_What you should do_: Go through the records underneath and count the lines that include the string "Medicine". Give nothing but the number.

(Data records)
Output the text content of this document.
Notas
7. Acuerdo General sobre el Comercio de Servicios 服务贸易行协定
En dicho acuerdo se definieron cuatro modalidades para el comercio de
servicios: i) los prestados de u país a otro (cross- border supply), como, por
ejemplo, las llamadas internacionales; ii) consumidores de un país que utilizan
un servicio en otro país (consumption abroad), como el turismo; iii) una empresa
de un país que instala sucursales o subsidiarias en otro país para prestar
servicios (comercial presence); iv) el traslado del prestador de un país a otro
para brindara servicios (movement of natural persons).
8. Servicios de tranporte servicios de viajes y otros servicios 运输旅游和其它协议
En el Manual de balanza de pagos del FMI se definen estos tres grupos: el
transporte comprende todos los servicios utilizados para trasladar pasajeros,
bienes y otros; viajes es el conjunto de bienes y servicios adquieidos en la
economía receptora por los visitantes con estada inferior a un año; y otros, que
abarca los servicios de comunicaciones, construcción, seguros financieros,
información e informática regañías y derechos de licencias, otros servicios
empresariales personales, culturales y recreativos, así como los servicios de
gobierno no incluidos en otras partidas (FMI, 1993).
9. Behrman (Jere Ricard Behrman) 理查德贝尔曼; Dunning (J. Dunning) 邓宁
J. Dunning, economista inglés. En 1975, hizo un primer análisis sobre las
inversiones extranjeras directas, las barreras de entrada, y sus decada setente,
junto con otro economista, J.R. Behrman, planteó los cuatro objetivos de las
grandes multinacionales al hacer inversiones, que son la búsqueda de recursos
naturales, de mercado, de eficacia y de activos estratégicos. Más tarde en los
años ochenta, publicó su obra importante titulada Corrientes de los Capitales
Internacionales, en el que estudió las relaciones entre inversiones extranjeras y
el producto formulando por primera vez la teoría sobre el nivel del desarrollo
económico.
...
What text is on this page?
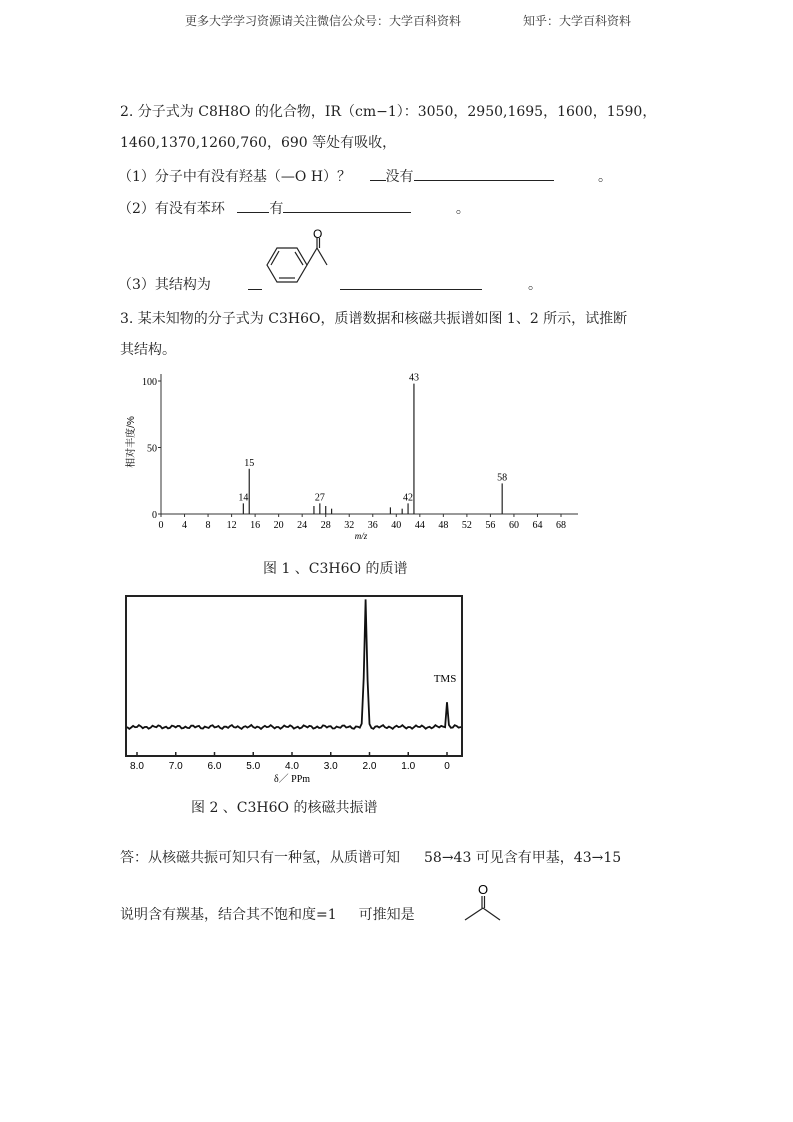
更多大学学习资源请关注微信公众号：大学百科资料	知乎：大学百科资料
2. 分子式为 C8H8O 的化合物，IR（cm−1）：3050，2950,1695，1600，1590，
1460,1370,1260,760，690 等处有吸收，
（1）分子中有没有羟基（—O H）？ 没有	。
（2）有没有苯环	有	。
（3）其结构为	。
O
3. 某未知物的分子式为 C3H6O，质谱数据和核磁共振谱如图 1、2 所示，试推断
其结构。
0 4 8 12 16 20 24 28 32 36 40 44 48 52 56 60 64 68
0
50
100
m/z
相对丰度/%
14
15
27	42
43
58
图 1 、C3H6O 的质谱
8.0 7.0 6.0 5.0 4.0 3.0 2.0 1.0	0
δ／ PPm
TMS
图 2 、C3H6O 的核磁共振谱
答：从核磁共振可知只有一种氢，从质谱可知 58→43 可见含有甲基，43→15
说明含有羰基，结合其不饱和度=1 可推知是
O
==
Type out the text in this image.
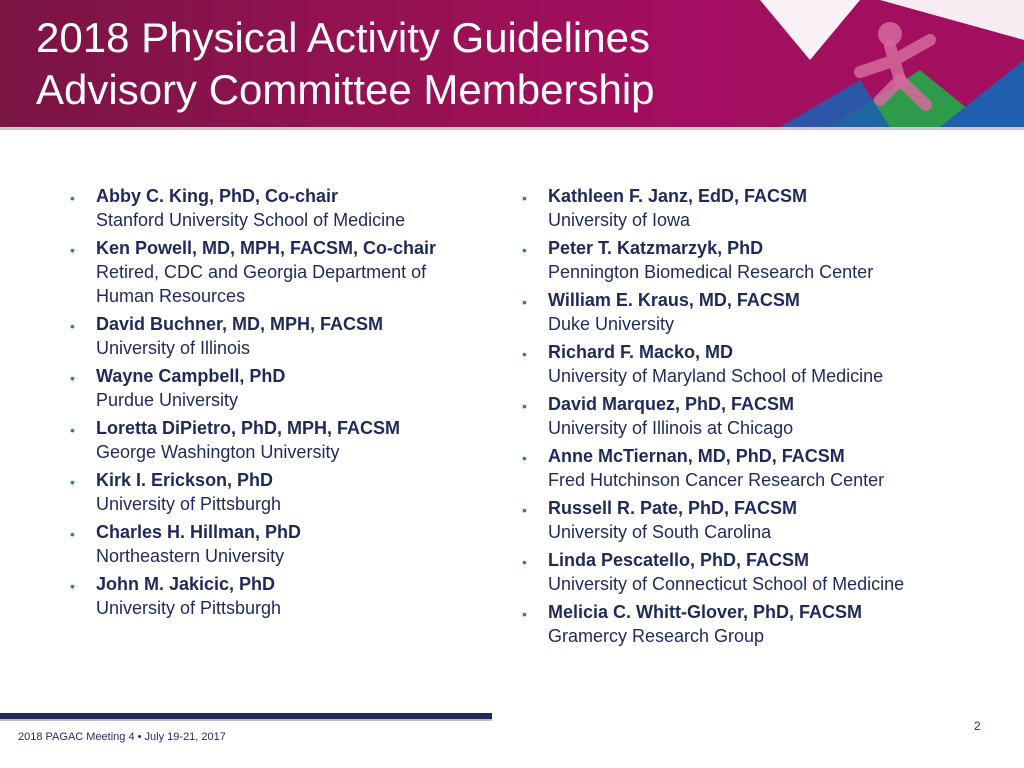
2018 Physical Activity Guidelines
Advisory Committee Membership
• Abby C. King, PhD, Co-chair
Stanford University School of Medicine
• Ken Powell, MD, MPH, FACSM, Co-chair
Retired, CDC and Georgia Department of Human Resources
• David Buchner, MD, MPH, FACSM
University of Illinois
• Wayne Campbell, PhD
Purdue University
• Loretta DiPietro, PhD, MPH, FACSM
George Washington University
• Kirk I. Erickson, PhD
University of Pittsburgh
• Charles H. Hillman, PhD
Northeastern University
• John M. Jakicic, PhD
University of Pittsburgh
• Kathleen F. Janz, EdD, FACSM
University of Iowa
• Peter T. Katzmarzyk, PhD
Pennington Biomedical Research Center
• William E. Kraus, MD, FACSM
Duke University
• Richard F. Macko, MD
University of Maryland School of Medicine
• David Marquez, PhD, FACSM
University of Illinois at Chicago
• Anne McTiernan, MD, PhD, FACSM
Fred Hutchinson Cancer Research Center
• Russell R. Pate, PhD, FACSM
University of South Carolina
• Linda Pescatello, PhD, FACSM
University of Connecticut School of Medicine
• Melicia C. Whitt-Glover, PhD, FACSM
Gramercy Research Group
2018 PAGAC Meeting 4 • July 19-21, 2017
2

_Answer for this exercise_: 3